# Structured figure records
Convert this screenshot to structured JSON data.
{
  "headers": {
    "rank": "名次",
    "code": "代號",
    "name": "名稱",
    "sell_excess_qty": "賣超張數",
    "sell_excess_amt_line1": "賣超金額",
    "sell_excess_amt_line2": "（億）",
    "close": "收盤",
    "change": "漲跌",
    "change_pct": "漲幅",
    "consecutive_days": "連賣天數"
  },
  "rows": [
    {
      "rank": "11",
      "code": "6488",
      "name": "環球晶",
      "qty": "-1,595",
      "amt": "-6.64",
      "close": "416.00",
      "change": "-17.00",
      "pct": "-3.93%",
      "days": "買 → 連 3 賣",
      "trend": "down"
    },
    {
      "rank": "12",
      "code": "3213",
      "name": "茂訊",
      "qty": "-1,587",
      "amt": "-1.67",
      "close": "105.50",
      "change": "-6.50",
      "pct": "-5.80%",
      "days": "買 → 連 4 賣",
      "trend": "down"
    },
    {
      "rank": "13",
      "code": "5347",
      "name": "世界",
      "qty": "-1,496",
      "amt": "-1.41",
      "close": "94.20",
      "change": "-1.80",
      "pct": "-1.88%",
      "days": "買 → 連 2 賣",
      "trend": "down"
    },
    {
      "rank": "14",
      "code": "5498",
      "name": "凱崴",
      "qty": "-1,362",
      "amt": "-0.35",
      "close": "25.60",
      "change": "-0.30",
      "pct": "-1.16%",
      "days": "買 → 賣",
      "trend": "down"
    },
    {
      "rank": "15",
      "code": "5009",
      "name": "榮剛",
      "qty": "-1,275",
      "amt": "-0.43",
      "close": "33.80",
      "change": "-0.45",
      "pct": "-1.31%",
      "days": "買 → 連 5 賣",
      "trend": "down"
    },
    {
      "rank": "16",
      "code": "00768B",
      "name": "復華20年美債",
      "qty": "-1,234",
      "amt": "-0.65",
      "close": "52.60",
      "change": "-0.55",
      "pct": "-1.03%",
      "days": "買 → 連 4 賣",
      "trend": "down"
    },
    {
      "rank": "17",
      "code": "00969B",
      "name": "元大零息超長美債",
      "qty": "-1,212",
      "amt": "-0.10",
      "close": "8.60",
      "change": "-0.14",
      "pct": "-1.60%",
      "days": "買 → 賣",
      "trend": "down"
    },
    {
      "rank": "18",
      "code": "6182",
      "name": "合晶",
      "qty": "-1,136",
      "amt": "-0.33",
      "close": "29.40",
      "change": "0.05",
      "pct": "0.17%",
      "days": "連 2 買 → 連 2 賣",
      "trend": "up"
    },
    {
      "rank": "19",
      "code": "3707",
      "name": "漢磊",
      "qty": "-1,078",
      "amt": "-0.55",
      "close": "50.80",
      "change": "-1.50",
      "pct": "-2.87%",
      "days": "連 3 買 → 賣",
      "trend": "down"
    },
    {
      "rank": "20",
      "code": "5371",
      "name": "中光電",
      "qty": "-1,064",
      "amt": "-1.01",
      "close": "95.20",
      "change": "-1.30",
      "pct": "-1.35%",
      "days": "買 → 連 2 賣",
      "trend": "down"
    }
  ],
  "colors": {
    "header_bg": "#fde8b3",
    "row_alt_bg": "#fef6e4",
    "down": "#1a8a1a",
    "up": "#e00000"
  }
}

# SET PROBLEM
How many lines of the listing include the string "code"? Answer with the number alone.

# OUTPUT BELOW
11